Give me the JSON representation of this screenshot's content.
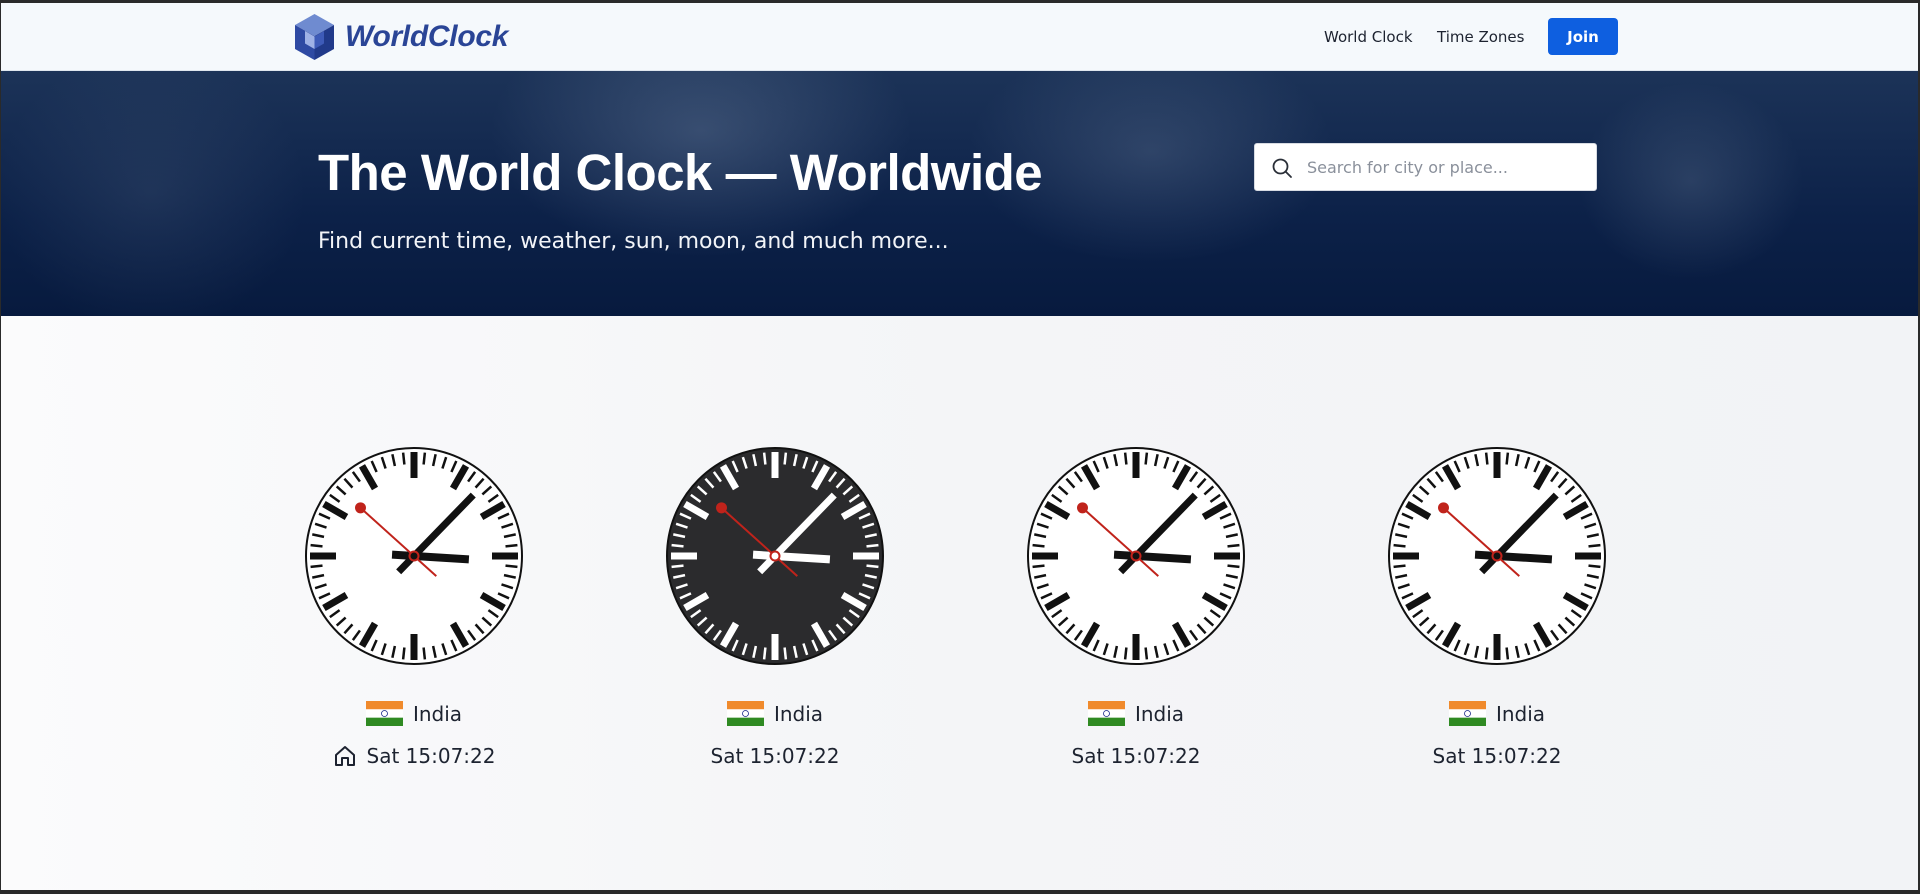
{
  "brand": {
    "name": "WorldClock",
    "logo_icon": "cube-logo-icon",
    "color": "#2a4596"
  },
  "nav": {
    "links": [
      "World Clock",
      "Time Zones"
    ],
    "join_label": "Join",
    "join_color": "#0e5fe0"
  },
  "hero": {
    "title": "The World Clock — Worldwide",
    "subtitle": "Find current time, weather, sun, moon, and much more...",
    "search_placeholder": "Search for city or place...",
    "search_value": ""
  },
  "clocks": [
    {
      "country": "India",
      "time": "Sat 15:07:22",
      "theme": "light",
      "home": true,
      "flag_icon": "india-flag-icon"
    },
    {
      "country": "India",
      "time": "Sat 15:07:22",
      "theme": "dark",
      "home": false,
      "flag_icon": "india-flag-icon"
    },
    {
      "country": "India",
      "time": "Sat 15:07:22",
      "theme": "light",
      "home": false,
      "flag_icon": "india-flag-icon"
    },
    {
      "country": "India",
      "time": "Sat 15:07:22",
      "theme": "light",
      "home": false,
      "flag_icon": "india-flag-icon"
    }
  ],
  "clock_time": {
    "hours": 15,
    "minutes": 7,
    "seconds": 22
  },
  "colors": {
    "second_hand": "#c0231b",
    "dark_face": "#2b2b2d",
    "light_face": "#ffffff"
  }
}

→ **Problem details**
Repeat each record exactly, with the pictures left out.

→ **Output for this exercise**
Give me the JSON representation of this screenshot's content.
{
  "brand": {
    "name": "WorldClock",
    "logo_icon": "cube-logo-icon",
    "color": "#2a4596"
  },
  "nav": {
    "links": [
      "World Clock",
      "Time Zones"
    ],
    "join_label": "Join",
    "join_color": "#0e5fe0"
  },
  "hero": {
    "title": "The World Clock — Worldwide",
    "subtitle": "Find current time, weather, sun, moon, and much more...",
    "search_placeholder": "Search for city or place...",
    "search_value": ""
  },
  "clocks": [
    {
      "country": "India",
      "time": "Sat 15:07:22",
      "theme": "light",
      "home": true,
      "flag_icon": "india-flag-icon"
    },
    {
      "country": "India",
      "time": "Sat 15:07:22",
      "theme": "dark",
      "home": false,
      "flag_icon": "india-flag-icon"
    },
    {
      "country": "India",
      "time": "Sat 15:07:22",
      "theme": "light",
      "home": false,
      "flag_icon": "india-flag-icon"
    },
    {
      "country": "India",
      "time": "Sat 15:07:22",
      "theme": "light",
      "home": false,
      "flag_icon": "india-flag-icon"
    }
  ],
  "clock_time": {
    "hours": 15,
    "minutes": 7,
    "seconds": 22
  },
  "colors": {
    "second_hand": "#c0231b",
    "dark_face": "#2b2b2d",
    "light_face": "#ffffff"
  }
}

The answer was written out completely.